TEXT TO READ:
-- Begin --

I had a feeling the stabs were were any value might be. 

The URS short rods still are really small threads on the end. I couldnt figure out how anything attached to it. 










The two silver 8 inch stabs with damper and weights, i think are doinker. They i think were used because the URS weights are missing so the 12 inch URS stabs werent used. 

I tried to google the URS stabs and got no info, so thank you for that. 

There is also a really nice older shibuya sight with the setup. But i hadnt decided to sell that or not. 























Chris


----------



## chrstphr (Nov 23, 2005)

UK_Stretch said:


> The bow is what it is - you can find plenty of info on the bay etc regarding value. Without a grip it might be a hard sell ... unless you find a collector with spares.
> 
> Stretch


I did read that the PSE Intrepid grip will fit it. I wonder if Jaeger has a grip that fits it? I will see if he has a grip for the PSE intrepid. 


Chris


----------



## chrstphr (Nov 23, 2005)

it appears the URS long rod has the right damper and weights. These do not fit my fiberbow dampers and doinker weights. The dampers and weights on the 8 inch stabs ( which i think are doinker) do not fit on the URS long rod. Though i think the teardrop short rod weight is older. I havent seen those in use in two decades. Pity there is only one. 















It looks like the end of the URS long rod is normal from the factory. 










Chris


----------



## chrstphr (Nov 23, 2005)

photos of the limbs















Chris


----------



## chrstphr (Nov 23, 2005)

The rest of the gear i was given, 

4 small easton chest protectors left handed 
one armguard sleeve small
12 bow slings colors are white, yellow and red
3 easton gear wallets

If any of you with a JOAD that has kids that could use any of this, pm me. 















also have some points, i think they are for youth arrows since the point weight is very small. 
ACC 50 grain bulge 1 pack
1214 45 grain bullet points 3 packs









Chris


----------



## John_K (Oct 30, 2011)

The Intrepid was indeed designed so it could take Yamaha Eolla grips; the designer told me he did that intentionally because he liked the Yamaha grips so much 

And I had a Jager grip for my Intrepid for a while, so hopefully he'll be able to help you out.


----------



## UK_Stretch (Mar 22, 2006)

Check out pictures of Kim Soo Nyung in Barcelona. She and Cho both used Yammys with URS stabilisers. The twins were designed to be shot without weights. But you could add extra weights... they were either M6 or M8 thread - sorry can’t remember. Kim Kyung Wook also used them in Atlanta. As most Korean women do now - they shot these rods with either no weights or minimal weights. It was how they were designed. Mass was built into the rod.

Something in your comments did trigger a vague memory that sometimes these cams with a thread adapter to use 1/4” weights. I might have dreamed that up...

Most important of all is that they look cool and are unusual :wink:

Stretch


----------



## chrstphr (Nov 23, 2005)

Thanks Stretch, i am beginning to think that whoever had this setup first was a world class archer or world level. This setup in the 90s would have been as top of the line as you could get. Shibuya sight, eolla riser and 42# limbs putting it top of the women's poundage and middle of men with 28-29 inch draw. Plus the URS stabs which you say were very expensive. This may have been a sponsored setup at the time from Yamaha.

-- End --

EXERCISE INPUT:
-- Begin --

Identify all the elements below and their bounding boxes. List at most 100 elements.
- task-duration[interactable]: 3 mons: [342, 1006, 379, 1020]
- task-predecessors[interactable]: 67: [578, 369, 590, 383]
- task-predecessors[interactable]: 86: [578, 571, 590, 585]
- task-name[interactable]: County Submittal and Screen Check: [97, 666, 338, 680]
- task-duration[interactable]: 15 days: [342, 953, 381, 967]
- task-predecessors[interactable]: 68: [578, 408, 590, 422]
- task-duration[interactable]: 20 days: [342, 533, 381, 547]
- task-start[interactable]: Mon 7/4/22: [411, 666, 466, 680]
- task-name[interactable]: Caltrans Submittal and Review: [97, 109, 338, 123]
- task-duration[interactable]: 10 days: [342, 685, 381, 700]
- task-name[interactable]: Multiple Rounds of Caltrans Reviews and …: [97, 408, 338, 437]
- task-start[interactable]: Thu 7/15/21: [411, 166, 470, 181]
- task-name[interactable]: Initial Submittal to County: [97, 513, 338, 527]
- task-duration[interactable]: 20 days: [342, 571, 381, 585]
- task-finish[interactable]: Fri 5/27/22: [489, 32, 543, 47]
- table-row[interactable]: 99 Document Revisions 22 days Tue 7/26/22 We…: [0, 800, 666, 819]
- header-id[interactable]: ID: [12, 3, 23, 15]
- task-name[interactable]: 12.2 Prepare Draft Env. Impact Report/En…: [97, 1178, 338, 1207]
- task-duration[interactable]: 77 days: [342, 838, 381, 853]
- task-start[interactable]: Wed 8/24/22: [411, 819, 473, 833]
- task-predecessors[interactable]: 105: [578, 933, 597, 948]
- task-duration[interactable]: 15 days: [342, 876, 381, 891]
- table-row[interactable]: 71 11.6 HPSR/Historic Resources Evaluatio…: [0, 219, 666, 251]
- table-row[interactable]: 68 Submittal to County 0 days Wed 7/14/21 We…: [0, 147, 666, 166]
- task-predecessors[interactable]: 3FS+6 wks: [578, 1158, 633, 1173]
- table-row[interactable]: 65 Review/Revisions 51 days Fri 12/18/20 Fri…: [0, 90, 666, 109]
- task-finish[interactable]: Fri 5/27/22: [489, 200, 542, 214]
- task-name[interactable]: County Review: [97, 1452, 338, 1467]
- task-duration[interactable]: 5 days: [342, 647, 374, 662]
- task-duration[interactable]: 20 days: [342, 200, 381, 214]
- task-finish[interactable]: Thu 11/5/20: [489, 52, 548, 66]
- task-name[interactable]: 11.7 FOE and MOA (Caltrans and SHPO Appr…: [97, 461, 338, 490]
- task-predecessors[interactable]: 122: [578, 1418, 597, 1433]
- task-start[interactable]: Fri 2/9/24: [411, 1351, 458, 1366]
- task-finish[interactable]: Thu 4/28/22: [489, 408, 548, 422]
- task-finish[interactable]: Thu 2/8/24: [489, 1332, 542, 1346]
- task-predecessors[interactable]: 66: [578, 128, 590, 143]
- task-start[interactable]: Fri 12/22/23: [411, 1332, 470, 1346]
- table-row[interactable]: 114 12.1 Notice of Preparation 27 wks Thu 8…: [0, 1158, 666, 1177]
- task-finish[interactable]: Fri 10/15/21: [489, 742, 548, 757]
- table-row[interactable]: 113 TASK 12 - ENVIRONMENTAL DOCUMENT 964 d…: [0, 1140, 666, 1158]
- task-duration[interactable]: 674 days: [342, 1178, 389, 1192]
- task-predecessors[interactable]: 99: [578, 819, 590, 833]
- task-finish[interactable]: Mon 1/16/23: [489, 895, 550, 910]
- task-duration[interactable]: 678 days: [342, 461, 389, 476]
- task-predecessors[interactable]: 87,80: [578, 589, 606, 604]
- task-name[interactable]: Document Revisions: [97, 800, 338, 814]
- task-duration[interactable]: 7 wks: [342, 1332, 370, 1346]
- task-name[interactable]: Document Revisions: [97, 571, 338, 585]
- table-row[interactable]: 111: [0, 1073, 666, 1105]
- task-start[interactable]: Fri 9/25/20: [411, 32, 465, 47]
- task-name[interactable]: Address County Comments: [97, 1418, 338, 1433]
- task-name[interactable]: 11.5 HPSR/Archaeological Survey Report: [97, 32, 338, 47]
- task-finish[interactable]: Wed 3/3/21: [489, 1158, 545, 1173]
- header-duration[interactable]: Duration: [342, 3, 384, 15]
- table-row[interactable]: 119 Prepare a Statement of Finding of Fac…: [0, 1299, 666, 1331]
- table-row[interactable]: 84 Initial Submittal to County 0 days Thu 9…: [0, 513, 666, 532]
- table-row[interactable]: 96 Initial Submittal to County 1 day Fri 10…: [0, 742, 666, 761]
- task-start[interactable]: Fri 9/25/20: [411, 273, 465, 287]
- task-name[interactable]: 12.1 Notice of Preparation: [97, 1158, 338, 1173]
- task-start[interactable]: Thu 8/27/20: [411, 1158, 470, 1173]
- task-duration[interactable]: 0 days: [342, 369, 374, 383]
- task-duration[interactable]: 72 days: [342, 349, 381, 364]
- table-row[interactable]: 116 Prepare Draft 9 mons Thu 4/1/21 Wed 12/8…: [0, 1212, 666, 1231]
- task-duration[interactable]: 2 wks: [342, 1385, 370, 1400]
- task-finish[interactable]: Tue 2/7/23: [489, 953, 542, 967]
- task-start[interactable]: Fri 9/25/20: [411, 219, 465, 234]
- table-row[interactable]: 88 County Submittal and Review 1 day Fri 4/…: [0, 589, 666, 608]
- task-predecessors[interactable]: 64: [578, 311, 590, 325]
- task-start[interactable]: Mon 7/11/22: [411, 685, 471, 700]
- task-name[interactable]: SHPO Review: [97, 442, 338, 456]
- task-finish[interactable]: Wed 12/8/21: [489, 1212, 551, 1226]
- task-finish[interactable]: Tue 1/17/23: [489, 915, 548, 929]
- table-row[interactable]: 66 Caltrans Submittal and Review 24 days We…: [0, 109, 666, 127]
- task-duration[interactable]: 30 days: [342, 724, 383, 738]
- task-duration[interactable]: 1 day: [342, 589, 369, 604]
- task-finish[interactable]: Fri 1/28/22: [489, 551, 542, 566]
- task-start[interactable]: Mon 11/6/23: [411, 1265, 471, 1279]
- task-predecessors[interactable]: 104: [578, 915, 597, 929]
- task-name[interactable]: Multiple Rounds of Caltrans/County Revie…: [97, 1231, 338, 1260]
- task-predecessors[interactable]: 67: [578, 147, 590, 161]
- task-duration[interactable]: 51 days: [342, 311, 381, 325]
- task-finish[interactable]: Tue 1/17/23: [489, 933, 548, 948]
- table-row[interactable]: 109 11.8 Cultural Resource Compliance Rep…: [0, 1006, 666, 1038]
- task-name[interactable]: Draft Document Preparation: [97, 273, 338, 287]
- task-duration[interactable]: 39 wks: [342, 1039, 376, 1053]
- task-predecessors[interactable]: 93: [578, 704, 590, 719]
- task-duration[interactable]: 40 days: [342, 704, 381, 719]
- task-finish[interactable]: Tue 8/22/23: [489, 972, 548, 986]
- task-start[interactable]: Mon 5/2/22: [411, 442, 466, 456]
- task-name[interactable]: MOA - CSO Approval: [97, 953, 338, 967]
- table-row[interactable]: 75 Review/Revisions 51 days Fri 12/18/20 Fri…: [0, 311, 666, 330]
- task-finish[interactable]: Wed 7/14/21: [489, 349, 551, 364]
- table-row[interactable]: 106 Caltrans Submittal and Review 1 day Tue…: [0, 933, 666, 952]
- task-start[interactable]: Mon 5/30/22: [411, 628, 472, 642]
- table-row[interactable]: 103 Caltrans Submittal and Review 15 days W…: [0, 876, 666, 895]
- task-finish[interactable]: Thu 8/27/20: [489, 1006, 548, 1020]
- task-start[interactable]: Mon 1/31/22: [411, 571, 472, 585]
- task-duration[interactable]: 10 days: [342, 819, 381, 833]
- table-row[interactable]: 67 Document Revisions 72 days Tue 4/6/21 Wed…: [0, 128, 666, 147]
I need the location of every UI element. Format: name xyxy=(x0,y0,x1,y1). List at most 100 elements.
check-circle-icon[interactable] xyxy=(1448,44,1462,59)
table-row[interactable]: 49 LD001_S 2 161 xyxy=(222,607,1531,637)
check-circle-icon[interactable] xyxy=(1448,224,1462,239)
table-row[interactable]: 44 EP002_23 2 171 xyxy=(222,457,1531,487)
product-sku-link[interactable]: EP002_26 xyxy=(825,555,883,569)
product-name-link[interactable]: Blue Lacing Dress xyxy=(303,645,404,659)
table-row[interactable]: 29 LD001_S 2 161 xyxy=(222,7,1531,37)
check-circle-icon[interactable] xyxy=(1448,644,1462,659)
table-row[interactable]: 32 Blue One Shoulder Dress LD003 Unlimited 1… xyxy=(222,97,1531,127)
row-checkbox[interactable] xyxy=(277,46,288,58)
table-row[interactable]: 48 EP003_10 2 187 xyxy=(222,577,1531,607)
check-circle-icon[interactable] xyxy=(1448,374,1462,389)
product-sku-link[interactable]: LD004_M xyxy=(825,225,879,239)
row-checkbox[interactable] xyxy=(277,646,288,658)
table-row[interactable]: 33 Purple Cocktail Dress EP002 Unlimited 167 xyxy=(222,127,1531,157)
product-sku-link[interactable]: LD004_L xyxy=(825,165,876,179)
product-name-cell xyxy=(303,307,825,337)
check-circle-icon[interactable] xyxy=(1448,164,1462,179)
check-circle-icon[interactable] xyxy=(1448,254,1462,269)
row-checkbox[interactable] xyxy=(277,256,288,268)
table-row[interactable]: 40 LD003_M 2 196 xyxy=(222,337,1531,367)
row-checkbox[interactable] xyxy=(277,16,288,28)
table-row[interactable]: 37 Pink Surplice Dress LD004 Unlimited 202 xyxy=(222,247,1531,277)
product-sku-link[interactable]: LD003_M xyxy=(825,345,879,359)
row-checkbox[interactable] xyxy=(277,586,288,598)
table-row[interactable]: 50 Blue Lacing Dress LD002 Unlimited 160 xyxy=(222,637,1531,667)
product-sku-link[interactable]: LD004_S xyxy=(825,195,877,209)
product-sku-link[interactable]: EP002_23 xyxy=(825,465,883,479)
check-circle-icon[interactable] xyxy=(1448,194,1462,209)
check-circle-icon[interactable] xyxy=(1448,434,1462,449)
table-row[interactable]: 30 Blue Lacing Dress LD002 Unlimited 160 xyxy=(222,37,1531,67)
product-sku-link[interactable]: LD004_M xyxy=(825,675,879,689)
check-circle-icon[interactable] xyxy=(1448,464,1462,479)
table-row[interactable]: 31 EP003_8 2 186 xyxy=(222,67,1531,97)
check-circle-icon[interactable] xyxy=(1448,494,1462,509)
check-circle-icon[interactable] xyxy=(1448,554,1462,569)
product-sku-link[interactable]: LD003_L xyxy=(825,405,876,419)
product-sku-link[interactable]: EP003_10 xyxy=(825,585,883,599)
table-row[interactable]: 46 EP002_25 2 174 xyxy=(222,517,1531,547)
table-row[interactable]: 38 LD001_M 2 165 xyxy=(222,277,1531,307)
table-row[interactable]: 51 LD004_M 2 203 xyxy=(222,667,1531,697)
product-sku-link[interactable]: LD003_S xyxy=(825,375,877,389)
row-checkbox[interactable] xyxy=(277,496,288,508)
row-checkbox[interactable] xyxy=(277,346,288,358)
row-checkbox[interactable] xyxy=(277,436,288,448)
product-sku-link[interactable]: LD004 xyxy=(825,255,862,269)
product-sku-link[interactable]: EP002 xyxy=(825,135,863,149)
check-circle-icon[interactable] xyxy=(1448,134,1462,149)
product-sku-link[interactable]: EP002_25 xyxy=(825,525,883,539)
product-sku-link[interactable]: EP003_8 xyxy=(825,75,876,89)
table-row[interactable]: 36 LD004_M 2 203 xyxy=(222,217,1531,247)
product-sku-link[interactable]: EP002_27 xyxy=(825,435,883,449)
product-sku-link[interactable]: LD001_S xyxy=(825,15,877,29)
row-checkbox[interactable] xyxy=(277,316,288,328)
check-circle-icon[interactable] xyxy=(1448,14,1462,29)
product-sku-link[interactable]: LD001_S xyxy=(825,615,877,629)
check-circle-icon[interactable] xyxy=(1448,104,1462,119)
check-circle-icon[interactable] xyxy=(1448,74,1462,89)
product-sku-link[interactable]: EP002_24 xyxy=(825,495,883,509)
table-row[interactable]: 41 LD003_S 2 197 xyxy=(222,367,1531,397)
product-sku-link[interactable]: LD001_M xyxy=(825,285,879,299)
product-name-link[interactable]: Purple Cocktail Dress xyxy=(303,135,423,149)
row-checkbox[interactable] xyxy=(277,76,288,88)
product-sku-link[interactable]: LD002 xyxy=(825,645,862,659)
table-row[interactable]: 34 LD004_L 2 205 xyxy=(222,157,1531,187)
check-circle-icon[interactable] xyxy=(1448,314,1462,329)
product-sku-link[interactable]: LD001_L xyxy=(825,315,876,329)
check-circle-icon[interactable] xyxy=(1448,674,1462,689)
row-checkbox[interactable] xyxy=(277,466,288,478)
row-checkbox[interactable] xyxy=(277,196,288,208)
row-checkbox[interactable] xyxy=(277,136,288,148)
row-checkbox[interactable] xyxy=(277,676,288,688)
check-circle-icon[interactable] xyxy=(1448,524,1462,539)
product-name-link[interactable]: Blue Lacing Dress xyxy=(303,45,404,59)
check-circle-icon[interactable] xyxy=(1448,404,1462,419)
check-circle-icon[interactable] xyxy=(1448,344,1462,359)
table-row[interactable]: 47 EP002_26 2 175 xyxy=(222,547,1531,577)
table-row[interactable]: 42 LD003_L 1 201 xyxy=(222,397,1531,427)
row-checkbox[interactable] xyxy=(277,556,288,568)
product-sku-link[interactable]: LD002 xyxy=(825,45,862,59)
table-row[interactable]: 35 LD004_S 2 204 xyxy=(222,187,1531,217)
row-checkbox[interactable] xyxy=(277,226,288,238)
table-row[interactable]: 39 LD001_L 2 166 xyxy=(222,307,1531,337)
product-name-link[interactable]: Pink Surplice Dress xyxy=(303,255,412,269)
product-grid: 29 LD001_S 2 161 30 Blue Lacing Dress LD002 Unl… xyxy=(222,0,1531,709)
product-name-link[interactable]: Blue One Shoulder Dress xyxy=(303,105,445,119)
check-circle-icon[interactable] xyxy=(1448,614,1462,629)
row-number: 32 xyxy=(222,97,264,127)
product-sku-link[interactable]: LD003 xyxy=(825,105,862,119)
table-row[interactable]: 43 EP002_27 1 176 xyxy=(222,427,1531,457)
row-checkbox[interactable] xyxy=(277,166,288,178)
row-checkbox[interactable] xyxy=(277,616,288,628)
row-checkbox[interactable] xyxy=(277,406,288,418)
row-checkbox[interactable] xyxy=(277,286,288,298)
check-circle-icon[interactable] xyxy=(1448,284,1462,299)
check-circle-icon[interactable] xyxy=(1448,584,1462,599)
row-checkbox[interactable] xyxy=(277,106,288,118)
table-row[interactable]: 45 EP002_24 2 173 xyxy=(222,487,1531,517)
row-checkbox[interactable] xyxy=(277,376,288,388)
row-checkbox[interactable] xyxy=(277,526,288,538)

-- End --

TASK REQUIREMENTS:
a) In the archery forum thread, which items are listed right after "The rest of the gear i was given,"? Give each one as the thread states it.
b) Copy the records from their first line up to and including the line with "- task-duration[interactable]: 15 days: [342, 876, 381, 891]".
The archery forum thread and the records have no connection to each other.

ANSWERS PROVIDED:
a)
4 small easton chest protectors left handed
one armguard sleeve small
12 bow slings colors are white, yellow and red
3 easton gear wallets

b)
Identify all the elements below and their bounding boxes. List at most 100 elements.
- task-duration[interactable]: 3 mons: [342, 1006, 379, 1020]
- task-predecessors[interactable]: 67: [578, 369, 590, 383]
- task-predecessors[interactable]: 86: [578, 571, 590, 585]
- task-name[interactable]: County Submittal and Screen Check: [97, 666, 338, 680]
- task-duration[interactable]: 15 days: [342, 953, 381, 967]
- task-predecessors[interactable]: 68: [578, 408, 590, 422]
- task-duration[interactable]: 20 days: [342, 533, 381, 547]
- task-start[interactable]: Mon 7/4/22: [411, 666, 466, 680]
- task-name[interactable]: Caltrans Submittal and Review: [97, 109, 338, 123]
- task-duration[interactable]: 10 days: [342, 685, 381, 700]
- task-name[interactable]: Multiple Rounds of Caltrans Reviews and …: [97, 408, 338, 437]
- task-start[interactable]: Thu 7/15/21: [411, 166, 470, 181]
- task-name[interactable]: Initial Submittal to County: [97, 513, 338, 527]
- task-duration[interactable]: 20 days: [342, 571, 381, 585]
- task-finish[interactable]: Fri 5/27/22: [489, 32, 543, 47]
- table-row[interactable]: 99 Document Revisions 22 days Tue 7/26/22 We…: [0, 800, 666, 819]
- header-id[interactable]: ID: [12, 3, 23, 15]
- task-name[interactable]: 12.2 Prepare Draft Env. Impact Report/En…: [97, 1178, 338, 1207]
- task-duration[interactable]: 77 days: [342, 838, 381, 853]
- task-start[interactable]: Wed 8/24/22: [411, 819, 473, 833]
- task-predecessors[interactable]: 105: [578, 933, 597, 948]
- task-duration[interactable]: 15 days: [342, 876, 381, 891]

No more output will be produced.